To be done: Copy the listing verbatim, excluding any images found in it.

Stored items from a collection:
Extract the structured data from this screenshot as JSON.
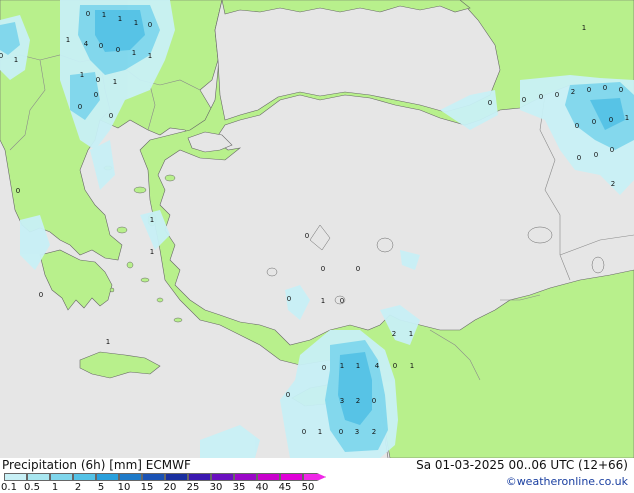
{
  "legend": {
    "title": "Precipitation (6h) [mm] ECMWF",
    "ticks": [
      "0.1",
      "0.5",
      "1",
      "2",
      "5",
      "10",
      "15",
      "20",
      "25",
      "30",
      "35",
      "40",
      "45",
      "50"
    ],
    "colors": [
      "#c8f0f6",
      "#a8e6f0",
      "#7fd6ec",
      "#54c2e6",
      "#2aa0dc",
      "#1e7ac8",
      "#1a52b4",
      "#1a30a0",
      "#3a18b0",
      "#6a10c0",
      "#9a08c8",
      "#c800cc",
      "#e000d8",
      "#f028e8"
    ]
  },
  "valid_time": "Sa 01-03-2025 00..06 UTC (12+66)",
  "credit": "©weatheronline.co.uk",
  "map": {
    "colors": {
      "sea": "#e6e6e6",
      "land": "#b8f08c",
      "border": "#8a8a8a",
      "coast": "#666666",
      "precip_light": "#c8f0f6",
      "precip_mid": "#7fd6ec",
      "precip_heavy": "#54c2e6"
    },
    "labels": [
      "0",
      "1",
      "1",
      "1",
      "0",
      "1",
      "4",
      "0",
      "0",
      "1",
      "1",
      "0",
      "1",
      "1",
      "0",
      "1",
      "0",
      "0",
      "0",
      "0",
      "1",
      "1",
      "0",
      "1",
      "0",
      "0",
      "0",
      "0",
      "1",
      "0",
      "1",
      "0",
      "0",
      "0",
      "0",
      "2",
      "0",
      "0",
      "0",
      "0",
      "0",
      "0",
      "1",
      "0",
      "0",
      "0",
      "2",
      "2",
      "1",
      "0",
      "1",
      "1",
      "4",
      "0",
      "1",
      "0",
      "3",
      "2",
      "0"
    ]
  }
}
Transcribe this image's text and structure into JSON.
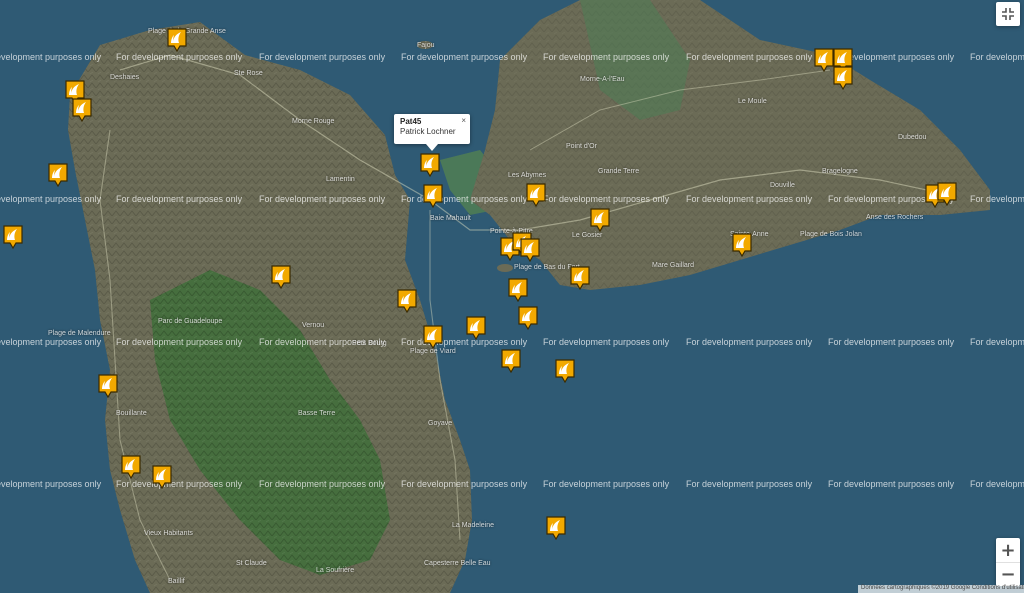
{
  "map": {
    "watermark_text": "For development purposes only",
    "terms_text": "Données cartographiques ©2019 Google   Conditions d'utilisation",
    "place_labels": {
      "deshaies": "Deshaies",
      "plage_grande_anse": "Plage de la Grande Anse",
      "ste_rose": "Ste Rose",
      "fajou": "Fajou",
      "morne_rouge": "Morne Rouge",
      "lamentin": "Lamentin",
      "baie_mahault": "Baie Mahault",
      "pointe_a_pitre": "Pointe-à-Pitre",
      "les_abymes": "Les Abymes",
      "point_dor": "Point d'Or",
      "grande_terre": "Grande Terre",
      "morne_a_leau": "Morne-A-l'Eau",
      "le_moule": "Le Moule",
      "dubedou": "Dubedou",
      "douville": "Douville",
      "bragelogne": "Bragelogne",
      "anse_rochers": "Anse des Rochers",
      "plage_bois_jolan": "Plage de Bois Jolan",
      "mare_gaillard": "Mare Gaillard",
      "le_gosier": "Le Gosier",
      "plage_bas_du_fort": "Plage de Bas du Fort",
      "plage_malendure": "Plage de Malendure",
      "parc_guadeloupe": "Parc de Guadeloupe",
      "vernou": "Vernou",
      "petit_bourg": "Petit Bourg",
      "plage_viard": "Plage de Viard",
      "basse_terre": "Basse Terre",
      "bouillante": "Bouillante",
      "goyave": "Goyave",
      "vieux_habitants": "Vieux Habitants",
      "la_madeleine": "La Madeleine",
      "st_claude": "St Claude",
      "capesterre": "Capesterre Belle Eau",
      "la_soufriere": "La Soufrière",
      "baillif": "Baillif",
      "sainte_anne": "Sainte-Anne"
    }
  },
  "popup": {
    "title": "Pat45",
    "subtitle": "Patrick Lochner",
    "close": "×"
  },
  "controls": {
    "fullscreen_icon": "exit-fullscreen",
    "zoom_in": "+",
    "zoom_out": "−"
  },
  "marker_icon": "sailboat-marker",
  "colors": {
    "sea": "#2f5a74",
    "land": "#6b6b56",
    "forest": "#3f6e3a",
    "marker_fill": "#f2a900",
    "marker_border": "#3a2a00"
  }
}
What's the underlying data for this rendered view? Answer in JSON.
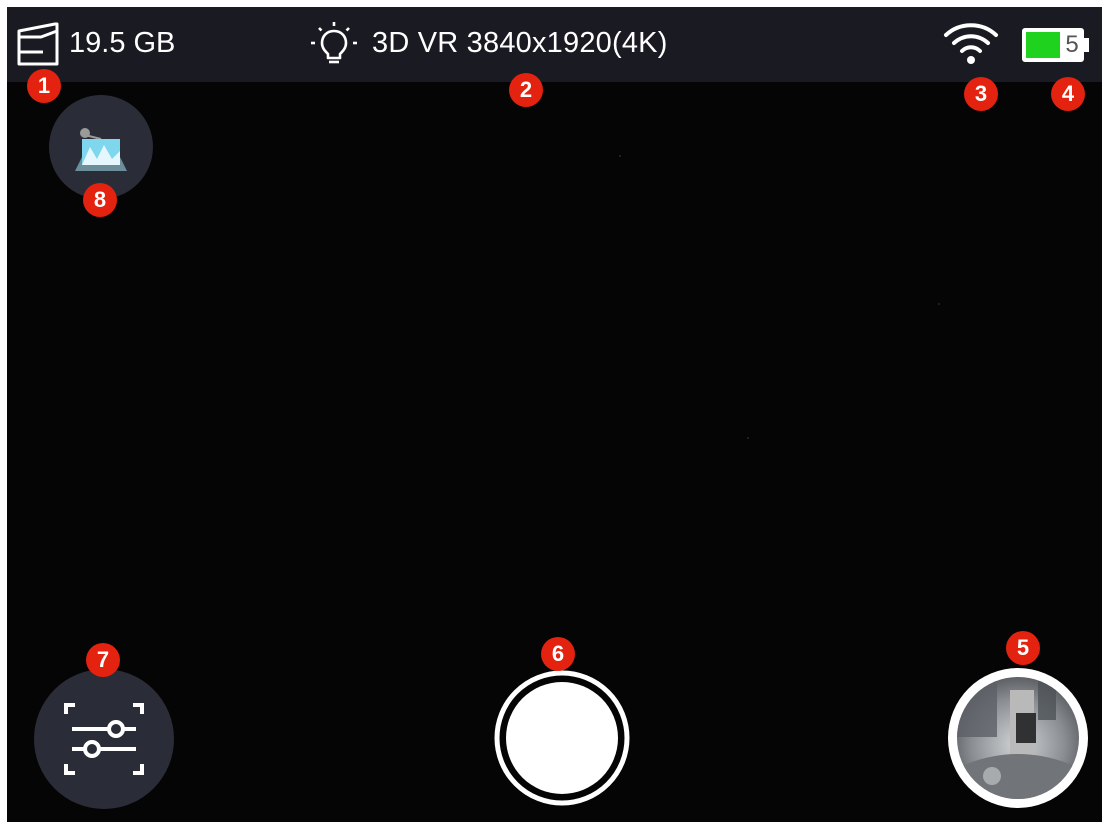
{
  "status_bar": {
    "storage": {
      "icon": "storage-card-icon",
      "value": "19.5 GB"
    },
    "mode": {
      "icon": "light-bulb-icon",
      "label": "3D VR 3840x1920(4K)"
    },
    "wifi": {
      "icon": "wifi-icon"
    },
    "battery": {
      "icon": "battery-icon",
      "level": "5",
      "fill_color": "#1ed21e"
    }
  },
  "controls": {
    "top_left": {
      "icon": "image-stitch-icon"
    },
    "bottom_left": {
      "icon": "settings-sliders-icon"
    },
    "shutter": {
      "icon": "shutter-button"
    },
    "preview": {
      "icon": "gallery-thumbnail"
    }
  },
  "badges": [
    "1",
    "2",
    "3",
    "4",
    "5",
    "6",
    "7",
    "8"
  ],
  "colors": {
    "badge": "#e3220f",
    "topbar": "#1a1b22",
    "background": "#050505",
    "button": "#2a2d38"
  }
}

Correct output:
Extract the structured data from this screenshot as JSON.
{
  "legend": {
    "title": "Precipitation (6h) [mm] ECMWF",
    "ticks": [
      "0.1",
      "0.5",
      "1",
      "2",
      "5",
      "10",
      "15",
      "20",
      "25",
      "30",
      "35",
      "40",
      "45",
      "50"
    ],
    "colors": [
      "#c8f0f6",
      "#a8e6f0",
      "#7fd6ec",
      "#54c2e6",
      "#2aa0dc",
      "#1e7ac8",
      "#1a52b4",
      "#1a30a0",
      "#3a18b0",
      "#6a10c0",
      "#9a08c8",
      "#c800cc",
      "#e000d8",
      "#f028e8"
    ]
  },
  "valid_time": "Sa 01-03-2025 00..06 UTC (12+66)",
  "credit": "©weatheronline.co.uk",
  "map": {
    "colors": {
      "sea": "#e6e6e6",
      "land": "#b8f08c",
      "border": "#8a8a8a",
      "coast": "#666666",
      "precip_light": "#c8f0f6",
      "precip_mid": "#7fd6ec",
      "precip_heavy": "#54c2e6"
    },
    "labels": [
      "0",
      "1",
      "1",
      "1",
      "0",
      "1",
      "4",
      "0",
      "0",
      "1",
      "1",
      "0",
      "1",
      "1",
      "0",
      "1",
      "0",
      "0",
      "0",
      "0",
      "1",
      "1",
      "0",
      "1",
      "0",
      "0",
      "0",
      "0",
      "1",
      "0",
      "1",
      "0",
      "0",
      "0",
      "0",
      "2",
      "0",
      "0",
      "0",
      "0",
      "0",
      "0",
      "1",
      "0",
      "0",
      "0",
      "2",
      "2",
      "1",
      "0",
      "1",
      "1",
      "4",
      "0",
      "1",
      "0",
      "3",
      "2",
      "0"
    ]
  }
}
Transcribe this image's text and structure into JSON.
{
  "map": {
    "watermark_text": "For development purposes only",
    "terms_text": "Données cartographiques ©2019 Google   Conditions d'utilisation",
    "place_labels": {
      "deshaies": "Deshaies",
      "plage_grande_anse": "Plage de la Grande Anse",
      "ste_rose": "Ste Rose",
      "fajou": "Fajou",
      "morne_rouge": "Morne Rouge",
      "lamentin": "Lamentin",
      "baie_mahault": "Baie Mahault",
      "pointe_a_pitre": "Pointe-à-Pitre",
      "les_abymes": "Les Abymes",
      "point_dor": "Point d'Or",
      "grande_terre": "Grande Terre",
      "morne_a_leau": "Morne-A-l'Eau",
      "le_moule": "Le Moule",
      "dubedou": "Dubedou",
      "douville": "Douville",
      "bragelogne": "Bragelogne",
      "anse_rochers": "Anse des Rochers",
      "plage_bois_jolan": "Plage de Bois Jolan",
      "mare_gaillard": "Mare Gaillard",
      "le_gosier": "Le Gosier",
      "plage_bas_du_fort": "Plage de Bas du Fort",
      "plage_malendure": "Plage de Malendure",
      "parc_guadeloupe": "Parc de Guadeloupe",
      "vernou": "Vernou",
      "petit_bourg": "Petit Bourg",
      "plage_viard": "Plage de Viard",
      "basse_terre": "Basse Terre",
      "bouillante": "Bouillante",
      "goyave": "Goyave",
      "vieux_habitants": "Vieux Habitants",
      "la_madeleine": "La Madeleine",
      "st_claude": "St Claude",
      "capesterre": "Capesterre Belle Eau",
      "la_soufriere": "La Soufrière",
      "baillif": "Baillif",
      "sainte_anne": "Sainte-Anne"
    }
  },
  "popup": {
    "title": "Pat45",
    "subtitle": "Patrick Lochner",
    "close": "×"
  },
  "controls": {
    "fullscreen_icon": "exit-fullscreen",
    "zoom_in": "+",
    "zoom_out": "−"
  },
  "marker_icon": "sailboat-marker",
  "colors": {
    "sea": "#2f5a74",
    "land": "#6b6b56",
    "forest": "#3f6e3a",
    "marker_fill": "#f2a900",
    "marker_border": "#3a2a00"
  }
}
What's the underlying data for this rendered view? Answer in JSON.
{
  "status_bar": {
    "storage": {
      "icon": "storage-card-icon",
      "value": "19.5 GB"
    },
    "mode": {
      "icon": "light-bulb-icon",
      "label": "3D VR 3840x1920(4K)"
    },
    "wifi": {
      "icon": "wifi-icon"
    },
    "battery": {
      "icon": "battery-icon",
      "level": "5",
      "fill_color": "#1ed21e"
    }
  },
  "controls": {
    "top_left": {
      "icon": "image-stitch-icon"
    },
    "bottom_left": {
      "icon": "settings-sliders-icon"
    },
    "shutter": {
      "icon": "shutter-button"
    },
    "preview": {
      "icon": "gallery-thumbnail"
    }
  },
  "badges": [
    "1",
    "2",
    "3",
    "4",
    "5",
    "6",
    "7",
    "8"
  ],
  "colors": {
    "badge": "#e3220f",
    "topbar": "#1a1b22",
    "background": "#050505",
    "button": "#2a2d38"
  }
}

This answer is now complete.